Your instructions:
Exact reproduction of the data is required, with images excluded.

Extracted data:
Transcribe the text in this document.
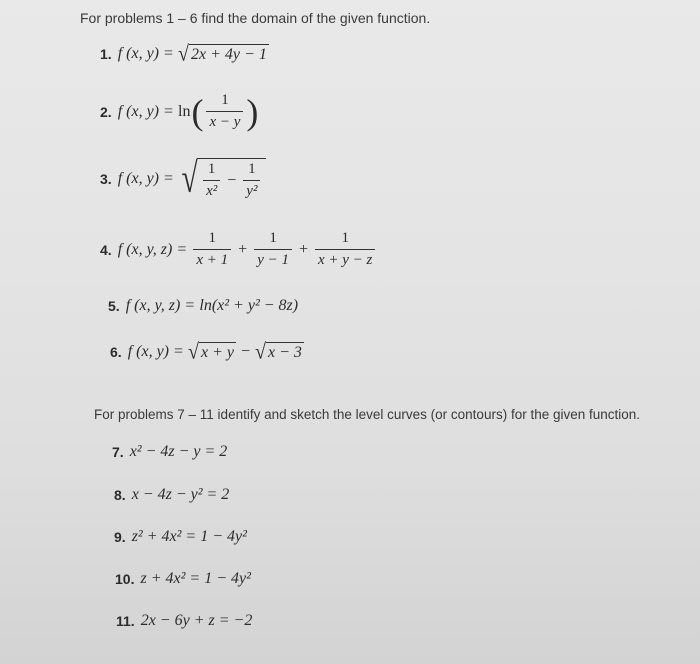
For problems 1 – 6 find the domain of the given function.
1. f (x, y) = √ 2x + 4y − 1
2. f (x, y) = ln ( $\frac{1}{x - y}$ )
3. f (x, y) = √ $\frac{1}{\text{x²}} - \frac{1}{\text{y²}}$
4. f (x, y, $z) = \frac{1}{x + 1} + \frac{1}{y - 1} + \frac{1}{x + y - z}$
5. f (x, y, z) = ln(x² + y² − 8z)
6. f (x, y) = √ x + y − √ x − 3
For problems 7 – 11 identify and sketch the level curves (or contours) for the given function.
7. x² − 4z − y = 2
8. x − 4z − y² = 2
9. z² + 4x² = 1 − 4y²
10. z + 4x² = 1 − 4y²
11. 2x − 6y + z = −2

Correct result:
Transcribe the text in this document.
For problems 1 – 6 find the domain of the given function.
1. f (x, y) = √ 2x + 4y − 1
2. f (x, y) = ln ( $\frac{1}{x - y}$ )
3. f (x, y) = √ $\frac{1}{\text{x²}} - \frac{1}{\text{y²}}$
4. f (x, y, $z) = \frac{1}{x + 1} + \frac{1}{y - 1} + \frac{1}{x + y - z}$
5. f (x, y, z) = ln(x² + y² − 8z)
6. f (x, y) = √ x + y − √ x − 3
For problems 7 – 11 identify and sketch the level curves (or contours) for the given function.
7. x² − 4z − y = 2
8. x − 4z − y² = 2
9. z² + 4x² = 1 − 4y²
10. z + 4x² = 1 − 4y²
11. 2x − 6y + z = −2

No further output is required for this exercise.